:: WHAT NEEDS TO BE DONE ::
Can you write out, word for word, the passage from the piece on developmental assessments below, starting with "So I end up" and going on through "I’m failing him."?

:: STUDY TEXT ::
--- START ---

Coping with Developmental Assessments

May 9, 2012

Katrina and BryceMost parents rarely have the need to have their child assessed, but for the special needs mom assessments become a regular part of the rotating specialist/doctor regimen.  We endure assessments in therapy (often times over and over for each of the different kinds of therapy), at the pediatrician’s office and usually with a follow-up clinic or developmental pediatrician, as well.  In my son Bryce’s case, that can easily amount to a dozen assessments per year.

There was a time this past fall that we hit an unlucky scheduling patch and had three assessments in a single week.  Sometimes they aren’t bad, especially if it’s being conducted by a therapist or other regular care giver who you’ve been working with for awhile.  But, more times than not they seem to be awful, grueling appointments that we have to talk ourselves into not canceling, drag our already knowing selves to and then endure so that we can be given a grim medical report that confirms our worst fears.

As if that weren’t all bad enough, we then have to gather up our precious little one, with a forced smile on our face while inside we’re falling apart, so we can go home and cope with the emotional turmoil this all creates.  Of course, like anything, some days it’s easier and some moms are better at this.  In my case, though, I always feel like I want them to give it to me straight; I want to be as knowledgeable and realistic about Bryce’s progress and development as possible so that I can prepare for the battle of trying to help him catch up.

So I end up going home with one or more medical determinations that in reality have very little to do with who my son is or who he will someday be.  Emotionally, it feels like I’m losing.  Like despite all of the therapy, the research, the worrying and the hard work that goes into raising a special needs child – I’m failing him.

You see, my son Bryce was born at 24 weeks gestation in our home.  My husband and I gave him CPR until EMS arrived and took over but we will never know how long his brain went without proper oxygen.  And a lack of oxygen to the brain kills those cells forever.  Bryce later developed grade III and IV brain bleeds, struggled with proper oxygenation for weeks – even while on a ventilator – and endured multiple, rigorous rounds of steroids, known to cause long term developmental delays, in order to survive.

--- END ---

:: DATA EXTRACTS ::

--- START ---

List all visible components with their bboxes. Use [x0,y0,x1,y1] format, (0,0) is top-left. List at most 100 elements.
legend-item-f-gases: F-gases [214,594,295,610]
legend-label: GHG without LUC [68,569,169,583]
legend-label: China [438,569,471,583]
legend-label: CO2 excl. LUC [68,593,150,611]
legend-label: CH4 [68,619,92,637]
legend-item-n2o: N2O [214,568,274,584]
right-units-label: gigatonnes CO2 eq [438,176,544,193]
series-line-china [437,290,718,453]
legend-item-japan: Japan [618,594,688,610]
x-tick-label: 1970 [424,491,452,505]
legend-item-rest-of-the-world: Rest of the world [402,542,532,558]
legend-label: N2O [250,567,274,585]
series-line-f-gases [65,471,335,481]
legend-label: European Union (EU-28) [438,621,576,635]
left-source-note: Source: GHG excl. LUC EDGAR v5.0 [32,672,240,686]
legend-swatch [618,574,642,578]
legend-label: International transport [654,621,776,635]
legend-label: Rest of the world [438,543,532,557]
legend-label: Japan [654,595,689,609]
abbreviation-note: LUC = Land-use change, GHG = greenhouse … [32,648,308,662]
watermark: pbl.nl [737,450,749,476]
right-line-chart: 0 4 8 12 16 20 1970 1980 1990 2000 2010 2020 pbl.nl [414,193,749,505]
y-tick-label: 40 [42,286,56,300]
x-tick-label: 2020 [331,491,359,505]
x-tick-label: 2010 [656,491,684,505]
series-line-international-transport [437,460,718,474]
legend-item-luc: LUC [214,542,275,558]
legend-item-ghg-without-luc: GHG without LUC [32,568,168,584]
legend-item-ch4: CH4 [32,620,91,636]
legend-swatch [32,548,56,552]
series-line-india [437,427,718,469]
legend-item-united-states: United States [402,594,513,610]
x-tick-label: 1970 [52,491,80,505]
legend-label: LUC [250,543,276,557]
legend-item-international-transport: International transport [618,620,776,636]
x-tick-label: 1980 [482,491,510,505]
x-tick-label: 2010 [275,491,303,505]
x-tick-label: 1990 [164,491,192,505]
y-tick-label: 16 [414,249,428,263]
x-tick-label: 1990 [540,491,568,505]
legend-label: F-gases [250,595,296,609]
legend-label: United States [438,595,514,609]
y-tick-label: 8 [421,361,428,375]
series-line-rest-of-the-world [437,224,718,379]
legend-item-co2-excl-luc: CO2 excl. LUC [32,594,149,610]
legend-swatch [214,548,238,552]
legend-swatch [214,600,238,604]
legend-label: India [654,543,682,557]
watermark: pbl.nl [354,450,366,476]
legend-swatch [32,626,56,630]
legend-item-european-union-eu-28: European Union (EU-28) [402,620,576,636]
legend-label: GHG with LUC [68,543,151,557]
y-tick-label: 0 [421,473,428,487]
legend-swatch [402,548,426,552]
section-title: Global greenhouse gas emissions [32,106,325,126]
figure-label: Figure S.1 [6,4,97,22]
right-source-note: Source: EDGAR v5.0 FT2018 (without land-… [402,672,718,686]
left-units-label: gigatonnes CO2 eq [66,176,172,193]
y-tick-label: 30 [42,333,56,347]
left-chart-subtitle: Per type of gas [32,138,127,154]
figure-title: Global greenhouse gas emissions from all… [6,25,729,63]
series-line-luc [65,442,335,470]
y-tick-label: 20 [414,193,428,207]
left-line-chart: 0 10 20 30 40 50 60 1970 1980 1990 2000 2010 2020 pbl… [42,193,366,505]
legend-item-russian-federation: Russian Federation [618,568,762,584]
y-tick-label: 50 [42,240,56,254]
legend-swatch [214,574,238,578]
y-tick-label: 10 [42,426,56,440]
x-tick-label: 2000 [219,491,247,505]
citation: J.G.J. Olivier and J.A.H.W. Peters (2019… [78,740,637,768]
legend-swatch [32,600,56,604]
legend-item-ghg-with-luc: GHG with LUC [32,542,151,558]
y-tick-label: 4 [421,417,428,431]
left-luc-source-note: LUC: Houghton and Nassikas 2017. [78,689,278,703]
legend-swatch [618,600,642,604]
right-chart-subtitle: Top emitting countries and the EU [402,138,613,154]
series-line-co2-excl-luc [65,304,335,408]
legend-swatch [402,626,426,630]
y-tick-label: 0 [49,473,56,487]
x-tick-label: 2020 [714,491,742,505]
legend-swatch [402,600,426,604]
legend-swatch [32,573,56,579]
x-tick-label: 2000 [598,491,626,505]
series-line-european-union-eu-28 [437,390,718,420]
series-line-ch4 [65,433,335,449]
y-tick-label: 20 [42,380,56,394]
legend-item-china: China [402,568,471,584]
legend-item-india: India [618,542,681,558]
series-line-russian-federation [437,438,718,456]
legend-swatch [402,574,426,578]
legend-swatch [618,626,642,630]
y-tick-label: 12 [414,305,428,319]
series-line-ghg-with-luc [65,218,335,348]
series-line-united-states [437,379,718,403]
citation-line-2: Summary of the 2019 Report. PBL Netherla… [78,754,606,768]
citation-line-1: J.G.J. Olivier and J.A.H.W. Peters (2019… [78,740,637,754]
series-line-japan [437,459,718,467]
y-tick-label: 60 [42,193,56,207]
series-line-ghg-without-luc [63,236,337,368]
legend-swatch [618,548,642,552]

--- END ---

:: PROBLEM SOLUTION ::
So I end up going home with one or more medical determinations that in reality have very little to do with who my son is or who he will someday be.  Emotionally, it feels like I’m losing.  Like despite all of the therapy, the research, the worrying and the hard work that goes into raising a special needs child – I’m failing him.